*Job*
Return each line containing "Self".
##### Exercise materials #####
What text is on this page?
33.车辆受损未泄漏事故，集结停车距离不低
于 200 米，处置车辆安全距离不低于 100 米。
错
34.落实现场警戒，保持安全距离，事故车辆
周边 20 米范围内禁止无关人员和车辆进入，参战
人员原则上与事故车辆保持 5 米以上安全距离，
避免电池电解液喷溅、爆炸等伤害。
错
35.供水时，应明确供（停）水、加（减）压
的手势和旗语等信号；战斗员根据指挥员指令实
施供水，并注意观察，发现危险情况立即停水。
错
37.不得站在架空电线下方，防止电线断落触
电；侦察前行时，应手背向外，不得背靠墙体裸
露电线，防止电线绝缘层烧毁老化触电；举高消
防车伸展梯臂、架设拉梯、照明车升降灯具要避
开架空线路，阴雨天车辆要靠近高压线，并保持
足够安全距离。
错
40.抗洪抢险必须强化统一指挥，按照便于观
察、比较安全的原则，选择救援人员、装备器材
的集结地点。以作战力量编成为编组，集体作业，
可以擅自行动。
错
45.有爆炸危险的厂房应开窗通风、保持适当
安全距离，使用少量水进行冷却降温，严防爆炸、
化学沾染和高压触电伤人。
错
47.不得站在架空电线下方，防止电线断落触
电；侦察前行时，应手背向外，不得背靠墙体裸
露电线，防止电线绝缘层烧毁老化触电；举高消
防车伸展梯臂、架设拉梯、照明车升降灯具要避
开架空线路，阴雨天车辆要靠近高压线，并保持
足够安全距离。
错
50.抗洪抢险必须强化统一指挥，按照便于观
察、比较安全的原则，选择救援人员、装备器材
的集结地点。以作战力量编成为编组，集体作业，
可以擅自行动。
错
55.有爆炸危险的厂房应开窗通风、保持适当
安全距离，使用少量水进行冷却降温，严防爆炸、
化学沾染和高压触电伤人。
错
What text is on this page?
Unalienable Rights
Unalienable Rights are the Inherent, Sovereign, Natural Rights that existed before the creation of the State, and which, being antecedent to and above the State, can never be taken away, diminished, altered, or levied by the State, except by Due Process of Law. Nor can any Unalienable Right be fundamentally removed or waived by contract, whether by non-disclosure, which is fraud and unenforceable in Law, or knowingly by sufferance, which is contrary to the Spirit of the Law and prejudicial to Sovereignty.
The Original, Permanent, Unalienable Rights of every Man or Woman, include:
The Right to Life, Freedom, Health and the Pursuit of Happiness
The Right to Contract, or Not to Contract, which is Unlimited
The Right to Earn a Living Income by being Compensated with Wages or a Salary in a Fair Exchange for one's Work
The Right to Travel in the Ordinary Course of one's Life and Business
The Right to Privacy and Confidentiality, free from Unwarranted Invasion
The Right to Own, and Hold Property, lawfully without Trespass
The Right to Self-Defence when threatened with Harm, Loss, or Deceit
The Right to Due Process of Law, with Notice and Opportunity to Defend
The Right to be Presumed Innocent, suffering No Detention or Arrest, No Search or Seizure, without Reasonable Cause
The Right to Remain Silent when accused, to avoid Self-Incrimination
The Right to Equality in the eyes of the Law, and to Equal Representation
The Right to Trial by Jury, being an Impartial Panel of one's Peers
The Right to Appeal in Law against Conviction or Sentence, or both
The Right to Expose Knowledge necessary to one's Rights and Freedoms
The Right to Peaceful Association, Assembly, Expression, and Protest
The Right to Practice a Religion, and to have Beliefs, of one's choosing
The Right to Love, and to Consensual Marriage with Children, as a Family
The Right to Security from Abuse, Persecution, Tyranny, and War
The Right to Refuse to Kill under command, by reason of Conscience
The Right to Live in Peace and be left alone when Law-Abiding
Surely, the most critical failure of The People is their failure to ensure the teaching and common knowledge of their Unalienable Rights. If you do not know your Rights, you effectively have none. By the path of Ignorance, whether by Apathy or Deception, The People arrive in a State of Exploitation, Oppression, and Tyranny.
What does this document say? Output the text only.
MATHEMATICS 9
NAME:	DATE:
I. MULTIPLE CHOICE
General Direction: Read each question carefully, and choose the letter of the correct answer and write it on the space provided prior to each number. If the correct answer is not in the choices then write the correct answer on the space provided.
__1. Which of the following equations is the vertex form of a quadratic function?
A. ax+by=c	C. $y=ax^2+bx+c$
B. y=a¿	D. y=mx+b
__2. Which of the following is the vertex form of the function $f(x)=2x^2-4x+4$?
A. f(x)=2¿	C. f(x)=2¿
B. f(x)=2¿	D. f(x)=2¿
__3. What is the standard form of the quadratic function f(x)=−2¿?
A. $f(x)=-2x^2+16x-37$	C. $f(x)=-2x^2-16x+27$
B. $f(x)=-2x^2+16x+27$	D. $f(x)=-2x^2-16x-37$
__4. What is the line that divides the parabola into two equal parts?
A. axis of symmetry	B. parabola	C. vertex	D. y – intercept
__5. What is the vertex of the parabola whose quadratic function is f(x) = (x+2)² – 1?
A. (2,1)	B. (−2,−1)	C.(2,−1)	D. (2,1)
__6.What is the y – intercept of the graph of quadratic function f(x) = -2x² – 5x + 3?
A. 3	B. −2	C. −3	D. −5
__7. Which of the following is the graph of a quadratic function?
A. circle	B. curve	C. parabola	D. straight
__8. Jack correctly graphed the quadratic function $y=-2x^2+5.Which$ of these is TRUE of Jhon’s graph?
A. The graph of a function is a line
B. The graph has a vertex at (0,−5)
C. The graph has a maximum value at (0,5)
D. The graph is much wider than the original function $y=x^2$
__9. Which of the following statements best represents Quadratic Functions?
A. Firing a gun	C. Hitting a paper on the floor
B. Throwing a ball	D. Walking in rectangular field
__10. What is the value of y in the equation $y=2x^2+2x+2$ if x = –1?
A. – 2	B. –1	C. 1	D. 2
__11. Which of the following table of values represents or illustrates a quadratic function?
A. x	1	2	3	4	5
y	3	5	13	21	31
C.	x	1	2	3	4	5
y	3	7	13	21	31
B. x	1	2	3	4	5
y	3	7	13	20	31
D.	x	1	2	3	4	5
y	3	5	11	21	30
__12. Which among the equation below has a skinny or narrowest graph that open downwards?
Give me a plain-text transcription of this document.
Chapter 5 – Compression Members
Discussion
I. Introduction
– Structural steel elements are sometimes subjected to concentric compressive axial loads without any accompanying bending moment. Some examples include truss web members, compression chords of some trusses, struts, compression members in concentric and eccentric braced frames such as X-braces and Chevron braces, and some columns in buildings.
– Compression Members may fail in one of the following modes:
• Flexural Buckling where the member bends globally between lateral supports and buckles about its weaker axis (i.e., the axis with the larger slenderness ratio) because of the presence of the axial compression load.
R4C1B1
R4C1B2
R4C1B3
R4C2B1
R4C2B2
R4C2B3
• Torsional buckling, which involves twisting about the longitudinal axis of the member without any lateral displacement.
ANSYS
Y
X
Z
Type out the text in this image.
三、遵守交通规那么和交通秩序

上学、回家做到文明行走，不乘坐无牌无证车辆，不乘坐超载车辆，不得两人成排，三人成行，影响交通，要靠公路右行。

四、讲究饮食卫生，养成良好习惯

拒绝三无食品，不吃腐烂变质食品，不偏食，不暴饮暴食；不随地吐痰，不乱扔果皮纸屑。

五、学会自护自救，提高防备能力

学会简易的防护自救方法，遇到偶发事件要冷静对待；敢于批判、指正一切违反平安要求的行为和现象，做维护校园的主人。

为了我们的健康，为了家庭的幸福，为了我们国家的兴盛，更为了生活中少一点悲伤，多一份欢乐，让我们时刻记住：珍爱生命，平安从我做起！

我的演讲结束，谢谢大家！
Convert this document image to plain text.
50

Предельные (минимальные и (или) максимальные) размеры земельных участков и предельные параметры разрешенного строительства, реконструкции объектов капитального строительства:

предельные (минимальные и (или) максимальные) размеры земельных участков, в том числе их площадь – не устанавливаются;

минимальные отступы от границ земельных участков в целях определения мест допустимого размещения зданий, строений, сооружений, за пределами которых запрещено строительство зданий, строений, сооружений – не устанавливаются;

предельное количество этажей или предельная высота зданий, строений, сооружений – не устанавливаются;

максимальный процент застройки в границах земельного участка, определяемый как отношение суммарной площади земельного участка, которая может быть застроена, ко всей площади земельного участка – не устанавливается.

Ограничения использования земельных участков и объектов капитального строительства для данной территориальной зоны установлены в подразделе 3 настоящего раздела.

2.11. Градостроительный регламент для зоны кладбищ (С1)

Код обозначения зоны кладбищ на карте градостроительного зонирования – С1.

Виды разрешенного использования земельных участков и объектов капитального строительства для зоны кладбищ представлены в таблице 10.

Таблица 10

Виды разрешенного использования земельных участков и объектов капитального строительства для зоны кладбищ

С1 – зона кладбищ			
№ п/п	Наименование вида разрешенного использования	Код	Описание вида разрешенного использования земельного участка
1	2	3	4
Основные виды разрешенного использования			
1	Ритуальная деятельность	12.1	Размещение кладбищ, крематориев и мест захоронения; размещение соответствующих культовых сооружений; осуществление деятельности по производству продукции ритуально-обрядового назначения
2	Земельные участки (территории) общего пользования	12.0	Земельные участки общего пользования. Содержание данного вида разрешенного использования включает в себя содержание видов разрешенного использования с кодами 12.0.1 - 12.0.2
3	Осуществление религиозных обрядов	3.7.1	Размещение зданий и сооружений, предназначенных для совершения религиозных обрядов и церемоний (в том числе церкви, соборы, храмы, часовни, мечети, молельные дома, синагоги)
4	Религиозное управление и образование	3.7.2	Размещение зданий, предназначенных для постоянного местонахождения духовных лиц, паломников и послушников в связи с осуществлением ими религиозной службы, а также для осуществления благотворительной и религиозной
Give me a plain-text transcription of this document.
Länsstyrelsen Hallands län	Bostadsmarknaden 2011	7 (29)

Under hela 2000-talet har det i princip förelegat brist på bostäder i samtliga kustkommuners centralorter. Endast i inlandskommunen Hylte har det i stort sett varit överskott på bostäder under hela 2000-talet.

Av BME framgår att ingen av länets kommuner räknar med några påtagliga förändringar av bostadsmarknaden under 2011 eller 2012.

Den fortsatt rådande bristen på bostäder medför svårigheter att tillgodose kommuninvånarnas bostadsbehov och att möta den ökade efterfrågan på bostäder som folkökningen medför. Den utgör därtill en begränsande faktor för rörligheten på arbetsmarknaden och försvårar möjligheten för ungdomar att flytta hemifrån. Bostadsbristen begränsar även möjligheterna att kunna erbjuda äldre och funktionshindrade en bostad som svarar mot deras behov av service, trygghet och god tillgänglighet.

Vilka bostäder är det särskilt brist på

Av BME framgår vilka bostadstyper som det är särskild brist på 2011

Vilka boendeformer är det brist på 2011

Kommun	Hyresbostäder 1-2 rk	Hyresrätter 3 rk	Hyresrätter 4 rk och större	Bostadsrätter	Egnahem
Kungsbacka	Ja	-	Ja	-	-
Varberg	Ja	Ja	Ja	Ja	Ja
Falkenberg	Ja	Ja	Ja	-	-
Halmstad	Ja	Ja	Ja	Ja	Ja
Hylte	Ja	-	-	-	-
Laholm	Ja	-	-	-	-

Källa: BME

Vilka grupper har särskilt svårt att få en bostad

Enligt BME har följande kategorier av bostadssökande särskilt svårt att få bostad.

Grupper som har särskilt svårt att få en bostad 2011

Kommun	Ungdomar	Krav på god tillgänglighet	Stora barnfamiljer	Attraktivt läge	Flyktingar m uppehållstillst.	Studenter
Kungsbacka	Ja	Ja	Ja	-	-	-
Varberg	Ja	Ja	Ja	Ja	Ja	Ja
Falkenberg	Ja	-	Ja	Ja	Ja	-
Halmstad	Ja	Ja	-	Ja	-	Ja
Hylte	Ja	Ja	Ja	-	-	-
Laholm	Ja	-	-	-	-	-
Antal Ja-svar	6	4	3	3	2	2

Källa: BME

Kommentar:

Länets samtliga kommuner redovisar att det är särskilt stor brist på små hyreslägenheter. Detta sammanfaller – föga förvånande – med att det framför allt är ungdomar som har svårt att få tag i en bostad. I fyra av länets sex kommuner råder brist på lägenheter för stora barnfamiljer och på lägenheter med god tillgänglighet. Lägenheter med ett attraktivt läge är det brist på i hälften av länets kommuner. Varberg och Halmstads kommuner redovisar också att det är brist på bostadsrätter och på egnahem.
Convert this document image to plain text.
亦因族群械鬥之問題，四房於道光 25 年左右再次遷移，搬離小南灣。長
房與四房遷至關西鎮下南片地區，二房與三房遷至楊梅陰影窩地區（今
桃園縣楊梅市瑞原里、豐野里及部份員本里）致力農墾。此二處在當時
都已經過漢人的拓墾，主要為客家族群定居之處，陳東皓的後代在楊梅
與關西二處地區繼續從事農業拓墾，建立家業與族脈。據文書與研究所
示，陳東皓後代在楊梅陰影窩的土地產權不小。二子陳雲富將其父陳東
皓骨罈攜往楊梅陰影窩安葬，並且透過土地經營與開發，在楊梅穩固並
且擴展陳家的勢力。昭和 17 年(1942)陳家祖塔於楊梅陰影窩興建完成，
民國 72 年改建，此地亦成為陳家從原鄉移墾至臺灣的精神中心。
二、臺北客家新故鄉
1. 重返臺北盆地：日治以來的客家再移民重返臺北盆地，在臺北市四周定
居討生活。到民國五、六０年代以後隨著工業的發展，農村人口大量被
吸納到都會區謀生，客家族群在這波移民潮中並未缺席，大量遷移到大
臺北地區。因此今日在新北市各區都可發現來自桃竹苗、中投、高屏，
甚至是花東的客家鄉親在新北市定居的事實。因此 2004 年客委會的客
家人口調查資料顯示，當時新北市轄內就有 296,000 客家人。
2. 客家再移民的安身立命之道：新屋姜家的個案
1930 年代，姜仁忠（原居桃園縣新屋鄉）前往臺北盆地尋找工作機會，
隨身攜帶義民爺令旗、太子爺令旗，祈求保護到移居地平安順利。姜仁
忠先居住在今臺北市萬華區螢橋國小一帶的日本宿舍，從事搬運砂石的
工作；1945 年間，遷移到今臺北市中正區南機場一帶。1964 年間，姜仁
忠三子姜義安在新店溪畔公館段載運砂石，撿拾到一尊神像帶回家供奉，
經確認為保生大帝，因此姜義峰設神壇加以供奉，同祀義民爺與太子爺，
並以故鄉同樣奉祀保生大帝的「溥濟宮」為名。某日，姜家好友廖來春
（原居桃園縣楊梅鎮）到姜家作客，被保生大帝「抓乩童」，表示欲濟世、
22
#####
*Complete output*
The Right to Self-Defence when threatened with Harm, Loss, or Deceit
The Right to Remain Silent when accused, to avoid Self-Incrimination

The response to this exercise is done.